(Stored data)
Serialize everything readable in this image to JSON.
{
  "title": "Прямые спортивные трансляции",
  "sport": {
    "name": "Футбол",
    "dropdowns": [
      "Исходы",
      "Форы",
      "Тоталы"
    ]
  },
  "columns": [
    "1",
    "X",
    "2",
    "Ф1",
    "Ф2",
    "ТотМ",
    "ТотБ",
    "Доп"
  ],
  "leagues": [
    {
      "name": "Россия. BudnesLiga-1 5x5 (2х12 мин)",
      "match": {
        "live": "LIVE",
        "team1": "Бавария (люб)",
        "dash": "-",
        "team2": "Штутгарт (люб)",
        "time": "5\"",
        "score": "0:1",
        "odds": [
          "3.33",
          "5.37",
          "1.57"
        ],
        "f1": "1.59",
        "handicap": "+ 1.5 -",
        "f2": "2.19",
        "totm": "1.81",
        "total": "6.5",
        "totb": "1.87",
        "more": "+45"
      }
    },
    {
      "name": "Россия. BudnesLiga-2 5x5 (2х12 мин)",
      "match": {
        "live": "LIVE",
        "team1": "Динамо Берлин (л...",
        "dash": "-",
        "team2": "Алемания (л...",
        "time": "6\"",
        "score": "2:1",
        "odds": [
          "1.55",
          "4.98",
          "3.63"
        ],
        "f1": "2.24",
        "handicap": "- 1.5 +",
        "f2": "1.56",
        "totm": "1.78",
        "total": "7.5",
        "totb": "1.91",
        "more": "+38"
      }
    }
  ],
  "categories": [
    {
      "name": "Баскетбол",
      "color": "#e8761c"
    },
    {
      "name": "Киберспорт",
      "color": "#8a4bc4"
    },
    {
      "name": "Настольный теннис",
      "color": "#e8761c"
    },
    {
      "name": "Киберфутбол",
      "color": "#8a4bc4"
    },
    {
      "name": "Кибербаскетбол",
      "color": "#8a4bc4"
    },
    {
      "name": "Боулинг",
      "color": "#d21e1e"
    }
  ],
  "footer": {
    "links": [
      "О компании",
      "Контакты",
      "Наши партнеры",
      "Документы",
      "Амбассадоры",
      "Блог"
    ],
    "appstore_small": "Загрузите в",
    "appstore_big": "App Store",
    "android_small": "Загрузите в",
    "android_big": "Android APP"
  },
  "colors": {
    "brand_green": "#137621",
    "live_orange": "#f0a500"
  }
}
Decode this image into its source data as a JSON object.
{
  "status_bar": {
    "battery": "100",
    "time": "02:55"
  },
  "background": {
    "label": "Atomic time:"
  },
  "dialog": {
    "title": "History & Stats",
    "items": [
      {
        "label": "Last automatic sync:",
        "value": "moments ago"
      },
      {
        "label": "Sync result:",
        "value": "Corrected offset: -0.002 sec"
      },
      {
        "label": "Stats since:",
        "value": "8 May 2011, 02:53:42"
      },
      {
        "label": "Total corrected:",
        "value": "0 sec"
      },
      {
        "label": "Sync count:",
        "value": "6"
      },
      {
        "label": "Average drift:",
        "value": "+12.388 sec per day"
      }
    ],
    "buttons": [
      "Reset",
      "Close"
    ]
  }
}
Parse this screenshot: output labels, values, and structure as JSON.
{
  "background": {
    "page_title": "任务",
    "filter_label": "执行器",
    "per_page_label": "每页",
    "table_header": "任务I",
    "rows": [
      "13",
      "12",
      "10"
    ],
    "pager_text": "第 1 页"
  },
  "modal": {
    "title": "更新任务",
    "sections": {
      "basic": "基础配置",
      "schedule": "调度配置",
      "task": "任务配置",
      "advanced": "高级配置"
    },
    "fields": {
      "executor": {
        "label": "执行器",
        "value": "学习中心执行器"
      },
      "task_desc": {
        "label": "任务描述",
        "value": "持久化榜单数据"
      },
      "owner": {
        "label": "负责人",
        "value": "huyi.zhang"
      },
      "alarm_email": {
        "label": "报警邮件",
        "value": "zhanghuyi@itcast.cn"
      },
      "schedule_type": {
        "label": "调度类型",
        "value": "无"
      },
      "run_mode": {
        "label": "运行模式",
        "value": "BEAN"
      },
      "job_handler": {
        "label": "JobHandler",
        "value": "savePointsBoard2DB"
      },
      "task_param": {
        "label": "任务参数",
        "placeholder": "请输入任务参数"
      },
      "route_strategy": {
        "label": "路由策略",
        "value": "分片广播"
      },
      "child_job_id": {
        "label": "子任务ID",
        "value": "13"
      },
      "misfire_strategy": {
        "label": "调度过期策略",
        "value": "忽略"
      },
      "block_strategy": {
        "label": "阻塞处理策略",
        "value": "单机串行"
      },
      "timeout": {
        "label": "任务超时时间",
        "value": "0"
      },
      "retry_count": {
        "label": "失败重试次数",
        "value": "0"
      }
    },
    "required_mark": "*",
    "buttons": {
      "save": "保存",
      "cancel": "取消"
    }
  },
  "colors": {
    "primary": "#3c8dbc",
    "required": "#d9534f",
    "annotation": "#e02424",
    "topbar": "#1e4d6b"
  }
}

Problem:
Extract all lines from the material above that include the word "name".

Reply:
    "name": "Футбол",
      "name": "Россия. BudnesLiga-1 5x5 (2х12 мин)",
      "name": "Россия. BudnesLiga-2 5x5 (2х12 мин)",
      "name": "Баскетбол",
      "name": "Киберспорт",
      "name": "Настольный теннис",
      "name": "Киберфутбол",
      "name": "Кибербаскетбол",
      "name": "Боулинг",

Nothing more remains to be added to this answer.